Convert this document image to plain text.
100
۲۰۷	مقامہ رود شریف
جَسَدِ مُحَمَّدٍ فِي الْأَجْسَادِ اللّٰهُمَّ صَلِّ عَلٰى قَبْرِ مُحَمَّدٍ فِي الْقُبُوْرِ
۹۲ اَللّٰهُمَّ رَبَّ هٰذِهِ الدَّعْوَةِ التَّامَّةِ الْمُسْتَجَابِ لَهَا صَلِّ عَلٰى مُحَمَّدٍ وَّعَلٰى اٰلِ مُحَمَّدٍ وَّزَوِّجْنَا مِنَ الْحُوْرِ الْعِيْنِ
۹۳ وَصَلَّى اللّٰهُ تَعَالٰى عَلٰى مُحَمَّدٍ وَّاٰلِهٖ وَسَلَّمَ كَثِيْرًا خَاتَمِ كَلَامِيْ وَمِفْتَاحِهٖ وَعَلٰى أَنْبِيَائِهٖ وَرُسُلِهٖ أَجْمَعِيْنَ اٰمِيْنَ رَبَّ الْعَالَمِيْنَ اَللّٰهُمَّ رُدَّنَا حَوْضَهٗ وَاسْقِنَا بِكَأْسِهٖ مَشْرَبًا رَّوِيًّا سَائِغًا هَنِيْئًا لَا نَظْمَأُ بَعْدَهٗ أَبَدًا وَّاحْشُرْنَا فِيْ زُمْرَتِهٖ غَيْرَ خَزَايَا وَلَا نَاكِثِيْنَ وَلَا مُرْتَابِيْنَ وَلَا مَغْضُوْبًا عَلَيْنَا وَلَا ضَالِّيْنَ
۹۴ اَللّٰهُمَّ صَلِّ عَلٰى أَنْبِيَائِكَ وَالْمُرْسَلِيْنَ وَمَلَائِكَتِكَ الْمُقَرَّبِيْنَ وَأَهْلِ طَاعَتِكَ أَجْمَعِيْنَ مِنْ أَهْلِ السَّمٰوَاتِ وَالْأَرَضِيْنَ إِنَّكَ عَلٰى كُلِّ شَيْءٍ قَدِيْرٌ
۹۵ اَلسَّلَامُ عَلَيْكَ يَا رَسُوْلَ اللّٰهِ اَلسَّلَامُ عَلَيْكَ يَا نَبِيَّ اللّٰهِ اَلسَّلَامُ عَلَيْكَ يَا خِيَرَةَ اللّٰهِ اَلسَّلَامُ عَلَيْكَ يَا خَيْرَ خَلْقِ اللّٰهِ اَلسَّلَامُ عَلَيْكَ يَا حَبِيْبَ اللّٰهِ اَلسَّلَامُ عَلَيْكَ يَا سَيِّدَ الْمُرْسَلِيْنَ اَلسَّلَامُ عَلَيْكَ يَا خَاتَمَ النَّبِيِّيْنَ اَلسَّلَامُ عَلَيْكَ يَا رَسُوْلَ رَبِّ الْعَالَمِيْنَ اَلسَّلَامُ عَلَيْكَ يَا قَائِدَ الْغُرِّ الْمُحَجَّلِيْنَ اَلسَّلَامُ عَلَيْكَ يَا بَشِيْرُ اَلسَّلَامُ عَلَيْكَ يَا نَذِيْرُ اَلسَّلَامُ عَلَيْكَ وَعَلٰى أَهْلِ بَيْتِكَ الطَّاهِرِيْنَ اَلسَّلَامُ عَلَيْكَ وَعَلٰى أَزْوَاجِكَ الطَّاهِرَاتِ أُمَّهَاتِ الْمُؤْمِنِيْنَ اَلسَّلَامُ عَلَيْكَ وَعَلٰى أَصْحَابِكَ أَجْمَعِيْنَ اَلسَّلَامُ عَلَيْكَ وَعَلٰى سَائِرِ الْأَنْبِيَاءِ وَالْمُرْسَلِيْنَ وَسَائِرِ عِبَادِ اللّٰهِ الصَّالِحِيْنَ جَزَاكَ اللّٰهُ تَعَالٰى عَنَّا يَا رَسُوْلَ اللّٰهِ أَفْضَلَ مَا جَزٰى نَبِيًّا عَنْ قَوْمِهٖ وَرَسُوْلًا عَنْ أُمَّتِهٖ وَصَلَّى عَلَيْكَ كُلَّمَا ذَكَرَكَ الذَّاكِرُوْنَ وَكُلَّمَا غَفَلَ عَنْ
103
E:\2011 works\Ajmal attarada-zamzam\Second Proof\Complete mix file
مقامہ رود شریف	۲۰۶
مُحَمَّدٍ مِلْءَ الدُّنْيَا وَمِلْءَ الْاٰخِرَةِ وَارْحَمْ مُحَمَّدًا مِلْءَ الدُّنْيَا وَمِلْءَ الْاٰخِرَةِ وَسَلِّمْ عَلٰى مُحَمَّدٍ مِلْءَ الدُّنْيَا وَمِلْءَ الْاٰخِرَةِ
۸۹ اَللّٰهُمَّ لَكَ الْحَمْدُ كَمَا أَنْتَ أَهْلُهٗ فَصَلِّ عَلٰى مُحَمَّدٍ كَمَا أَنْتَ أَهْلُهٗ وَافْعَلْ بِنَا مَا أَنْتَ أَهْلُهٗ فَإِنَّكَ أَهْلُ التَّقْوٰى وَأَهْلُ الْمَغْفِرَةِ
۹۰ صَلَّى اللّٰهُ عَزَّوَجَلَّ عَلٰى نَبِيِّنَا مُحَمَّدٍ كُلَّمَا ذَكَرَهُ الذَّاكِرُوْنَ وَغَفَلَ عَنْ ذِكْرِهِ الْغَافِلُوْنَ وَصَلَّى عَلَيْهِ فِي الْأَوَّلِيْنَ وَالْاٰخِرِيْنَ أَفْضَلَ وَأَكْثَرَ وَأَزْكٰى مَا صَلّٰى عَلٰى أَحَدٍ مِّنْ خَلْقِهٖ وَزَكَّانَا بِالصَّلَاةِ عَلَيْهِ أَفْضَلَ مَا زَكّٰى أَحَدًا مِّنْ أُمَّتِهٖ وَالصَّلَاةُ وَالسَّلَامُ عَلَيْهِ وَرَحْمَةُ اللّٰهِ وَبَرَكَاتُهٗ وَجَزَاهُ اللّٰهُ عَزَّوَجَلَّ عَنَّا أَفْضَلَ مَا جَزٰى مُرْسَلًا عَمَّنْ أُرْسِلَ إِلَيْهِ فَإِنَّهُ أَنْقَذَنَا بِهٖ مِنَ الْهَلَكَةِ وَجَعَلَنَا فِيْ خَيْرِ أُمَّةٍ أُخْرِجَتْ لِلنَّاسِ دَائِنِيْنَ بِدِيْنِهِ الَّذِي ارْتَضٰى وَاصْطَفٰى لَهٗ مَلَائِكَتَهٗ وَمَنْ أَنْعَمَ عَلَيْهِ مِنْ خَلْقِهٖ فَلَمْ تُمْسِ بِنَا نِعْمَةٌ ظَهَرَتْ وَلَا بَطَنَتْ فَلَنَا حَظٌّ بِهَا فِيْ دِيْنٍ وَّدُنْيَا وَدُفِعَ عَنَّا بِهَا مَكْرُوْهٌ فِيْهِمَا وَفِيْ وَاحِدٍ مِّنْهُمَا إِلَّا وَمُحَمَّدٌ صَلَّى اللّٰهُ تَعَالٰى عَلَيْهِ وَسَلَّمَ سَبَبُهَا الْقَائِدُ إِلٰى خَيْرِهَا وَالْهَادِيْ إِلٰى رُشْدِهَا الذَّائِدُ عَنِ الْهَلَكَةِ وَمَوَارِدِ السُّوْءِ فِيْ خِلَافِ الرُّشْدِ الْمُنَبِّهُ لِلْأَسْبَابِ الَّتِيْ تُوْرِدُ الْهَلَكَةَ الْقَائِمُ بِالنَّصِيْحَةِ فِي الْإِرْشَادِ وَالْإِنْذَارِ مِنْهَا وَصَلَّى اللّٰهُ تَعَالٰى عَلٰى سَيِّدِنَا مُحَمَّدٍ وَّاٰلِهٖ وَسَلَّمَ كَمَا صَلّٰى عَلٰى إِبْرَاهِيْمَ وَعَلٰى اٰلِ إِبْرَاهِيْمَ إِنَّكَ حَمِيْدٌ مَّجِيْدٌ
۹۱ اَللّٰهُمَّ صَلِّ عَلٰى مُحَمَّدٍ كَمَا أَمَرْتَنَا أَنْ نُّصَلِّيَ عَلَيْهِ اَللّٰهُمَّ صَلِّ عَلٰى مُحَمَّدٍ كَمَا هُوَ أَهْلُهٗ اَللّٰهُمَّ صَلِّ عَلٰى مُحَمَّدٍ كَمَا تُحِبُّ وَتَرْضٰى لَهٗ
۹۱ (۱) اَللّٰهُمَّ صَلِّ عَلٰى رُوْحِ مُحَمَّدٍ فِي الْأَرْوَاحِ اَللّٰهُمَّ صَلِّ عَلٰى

---

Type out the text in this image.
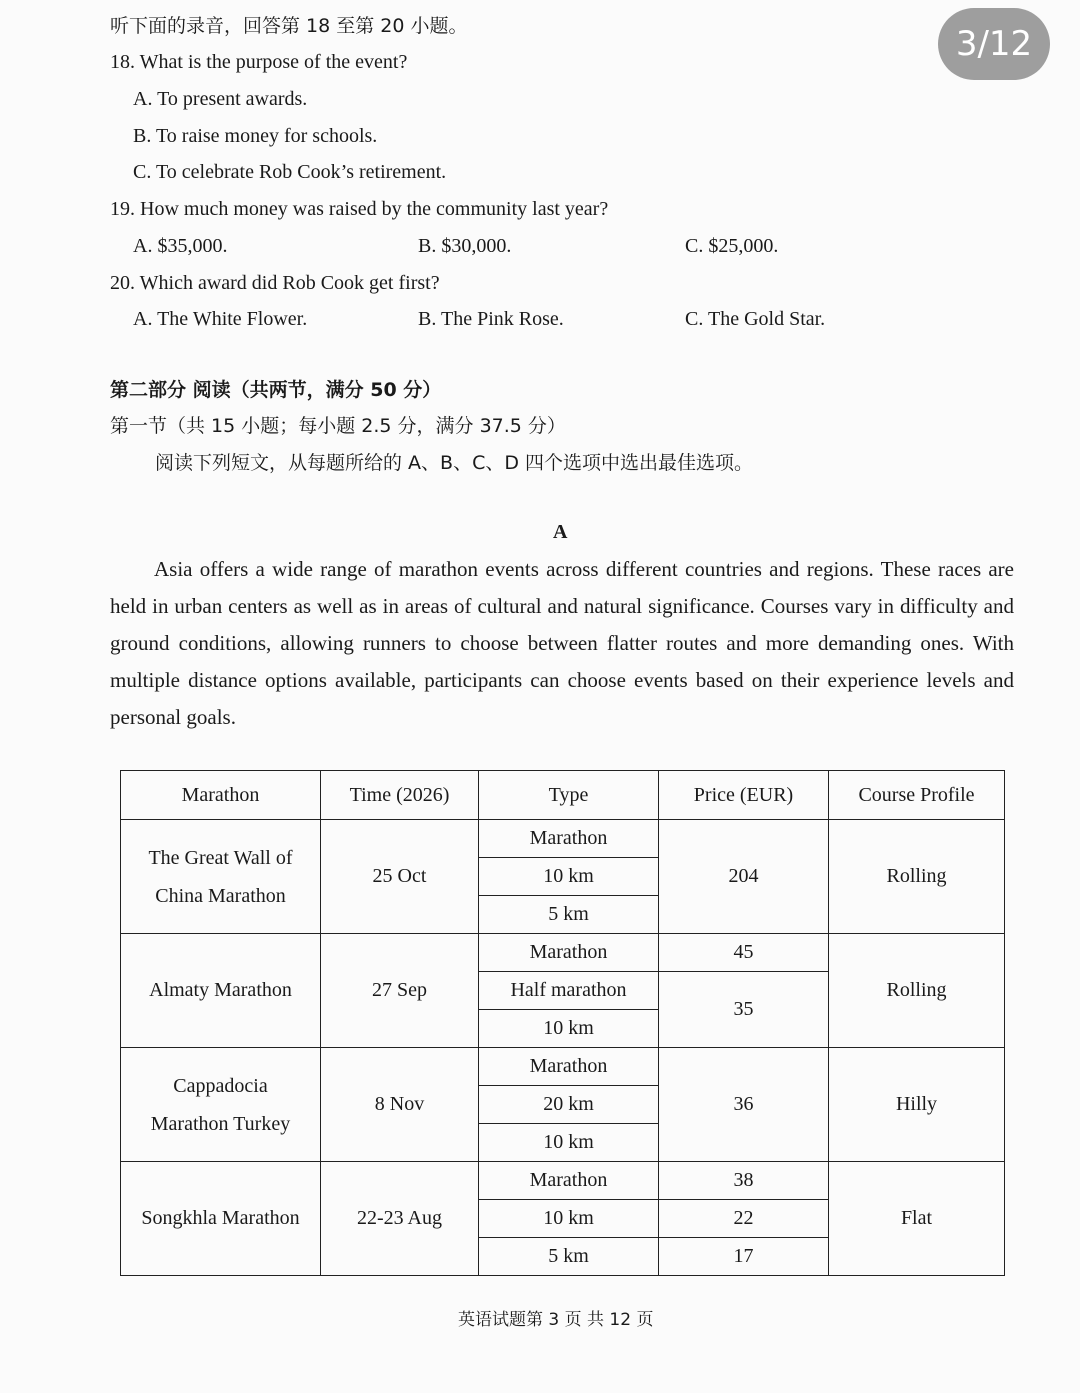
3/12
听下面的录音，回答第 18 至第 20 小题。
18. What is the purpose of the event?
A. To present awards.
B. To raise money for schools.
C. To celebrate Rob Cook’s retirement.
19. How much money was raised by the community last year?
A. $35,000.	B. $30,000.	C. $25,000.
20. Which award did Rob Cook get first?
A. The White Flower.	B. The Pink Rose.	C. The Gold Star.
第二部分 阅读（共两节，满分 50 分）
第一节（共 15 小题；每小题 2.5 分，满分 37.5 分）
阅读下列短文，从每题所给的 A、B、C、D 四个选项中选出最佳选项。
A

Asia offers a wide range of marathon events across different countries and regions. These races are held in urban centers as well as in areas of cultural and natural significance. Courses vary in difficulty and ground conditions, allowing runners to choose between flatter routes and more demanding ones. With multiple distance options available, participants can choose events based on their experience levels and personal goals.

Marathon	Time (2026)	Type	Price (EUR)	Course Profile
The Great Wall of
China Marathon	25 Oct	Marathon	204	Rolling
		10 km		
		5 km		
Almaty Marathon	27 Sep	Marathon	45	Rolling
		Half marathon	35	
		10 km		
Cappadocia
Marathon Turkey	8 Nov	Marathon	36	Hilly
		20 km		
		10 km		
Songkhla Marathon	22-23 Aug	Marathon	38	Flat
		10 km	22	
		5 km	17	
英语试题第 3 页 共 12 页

**REQUIRED TASK**
Lines that include the word "image" are to be extracted from the data above.

**SOLUTION**
Convert this document image to plain text.
Type out the text in this image.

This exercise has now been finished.